== Short problem ==
Output the entries verbatim, including every line.

------------

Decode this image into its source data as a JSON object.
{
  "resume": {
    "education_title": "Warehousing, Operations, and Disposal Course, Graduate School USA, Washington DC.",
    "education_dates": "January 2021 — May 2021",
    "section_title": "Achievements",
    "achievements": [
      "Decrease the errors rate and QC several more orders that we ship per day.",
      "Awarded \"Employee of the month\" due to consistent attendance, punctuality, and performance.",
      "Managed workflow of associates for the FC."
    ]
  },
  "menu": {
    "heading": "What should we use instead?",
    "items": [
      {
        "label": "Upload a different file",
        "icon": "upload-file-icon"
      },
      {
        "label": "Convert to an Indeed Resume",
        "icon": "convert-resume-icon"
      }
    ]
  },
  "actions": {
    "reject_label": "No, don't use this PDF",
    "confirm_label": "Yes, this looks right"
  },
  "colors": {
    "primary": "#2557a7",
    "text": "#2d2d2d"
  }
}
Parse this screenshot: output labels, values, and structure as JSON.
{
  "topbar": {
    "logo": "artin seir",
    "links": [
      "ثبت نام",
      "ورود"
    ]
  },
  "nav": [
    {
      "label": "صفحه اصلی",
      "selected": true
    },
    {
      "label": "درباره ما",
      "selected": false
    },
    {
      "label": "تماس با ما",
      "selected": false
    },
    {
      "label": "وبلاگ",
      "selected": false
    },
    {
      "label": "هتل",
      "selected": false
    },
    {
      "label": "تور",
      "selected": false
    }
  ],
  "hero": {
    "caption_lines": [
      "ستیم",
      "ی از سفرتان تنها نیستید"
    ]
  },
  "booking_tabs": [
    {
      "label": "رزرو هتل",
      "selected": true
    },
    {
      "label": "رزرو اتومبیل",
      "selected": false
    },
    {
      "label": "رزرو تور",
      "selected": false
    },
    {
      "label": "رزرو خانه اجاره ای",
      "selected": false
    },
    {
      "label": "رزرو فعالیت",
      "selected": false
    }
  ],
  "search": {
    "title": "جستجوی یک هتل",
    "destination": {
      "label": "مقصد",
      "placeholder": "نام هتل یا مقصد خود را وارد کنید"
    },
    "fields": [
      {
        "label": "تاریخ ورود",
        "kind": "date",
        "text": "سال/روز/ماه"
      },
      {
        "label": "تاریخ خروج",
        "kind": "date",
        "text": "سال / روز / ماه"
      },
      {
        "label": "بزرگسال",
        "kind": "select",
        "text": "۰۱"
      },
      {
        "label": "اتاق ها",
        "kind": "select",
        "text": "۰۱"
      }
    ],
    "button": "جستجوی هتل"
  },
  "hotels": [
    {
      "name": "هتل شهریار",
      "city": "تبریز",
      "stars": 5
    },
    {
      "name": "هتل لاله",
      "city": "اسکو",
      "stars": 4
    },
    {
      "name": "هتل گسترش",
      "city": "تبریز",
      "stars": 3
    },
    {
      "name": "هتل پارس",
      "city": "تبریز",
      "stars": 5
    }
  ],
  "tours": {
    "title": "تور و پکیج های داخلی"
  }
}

------------

== Response to the task ==
Decode this image into its source data as a JSON object.
{
  "resume": {
    "education_title": "Warehousing, Operations, and Disposal Course, Graduate School USA, Washington DC.",
    "education_dates": "January 2021 — May 2021",
    "section_title": "Achievements",
    "achievements": [
      "Decrease the errors rate and QC several more orders that we ship per day.",
      "Awarded \"Employee of the month\" due to consistent attendance, punctuality, and performance.",
      "Managed workflow of associates for the FC."
    ]
  },
  "menu": {
    "heading": "What should we use instead?",
    "items": [
      {
        "label": "Upload a different file",
        "icon": "upload-file-icon"
      },
      {
        "label": "Convert to an Indeed Resume",
        "icon": "convert-resume-icon"
      }
    ]
  },
  "actions": {
    "reject_label": "No, don't use this PDF",
    "confirm_label": "Yes, this looks right"
  },
  "colors": {
    "primary": "#2557a7",
    "text": "#2d2d2d"
  }
}
Parse this screenshot: output labels, values, and structure as JSON.
{
  "topbar": {
    "logo": "artin seir",
    "links": [
      "ثبت نام",
      "ورود"
    ]
  },
  "nav": [
    {
      "label": "صفحه اصلی",
      "selected": true
    },
    {
      "label": "درباره ما",
      "selected": false
    },
    {
      "label": "تماس با ما",
      "selected": false
    },
    {
      "label": "وبلاگ",
      "selected": false
    },
    {
      "label": "هتل",
      "selected": false
    },
    {
      "label": "تور",
      "selected": false
    }
  ],
  "hero": {
    "caption_lines": [
      "ستیم",
      "ی از سفرتان تنها نیستید"
    ]
  },
  "booking_tabs": [
    {
      "label": "رزرو هتل",
      "selected": true
    },
    {
      "label": "رزرو اتومبیل",
      "selected": false
    },
    {
      "label": "رزرو تور",
      "selected": false
    },
    {
      "label": "رزرو خانه اجاره ای",
      "selected": false
    },
    {
      "label": "رزرو فعالیت",
      "selected": false
    }
  ],
  "search": {
    "title": "جستجوی یک هتل",
    "destination": {
      "label": "مقصد",
      "placeholder": "نام هتل یا مقصد خود را وارد کنید"
    },
    "fields": [
      {
        "label": "تاریخ ورود",
        "kind": "date",
        "text": "سال/روز/ماه"
      },
      {
        "label": "تاریخ خروج",
        "kind": "date",
        "text": "سال / روز / ماه"
      },
      {
        "label": "بزرگسال",
        "kind": "select",
        "text": "۰۱"
      },
      {
        "label": "اتاق ها",
        "kind": "select",
        "text": "۰۱"
      }
    ],
    "button": "جستجوی هتل"
  },
  "hotels": [
    {
      "name": "هتل شهریار",
      "city": "تبریز",
      "stars": 5
    },
    {
      "name": "هتل لاله",
      "city": "اسکو",
      "stars": 4
    },
    {
      "name": "هتل گسترش",
      "city": "تبریز",
      "stars": 3
    },
    {
      "name": "هتل پارس",
      "city": "تبریز",
      "stars": 5
    }
  ],
  "tours": {
    "title": "تور و پکیج های داخلی"
  }
}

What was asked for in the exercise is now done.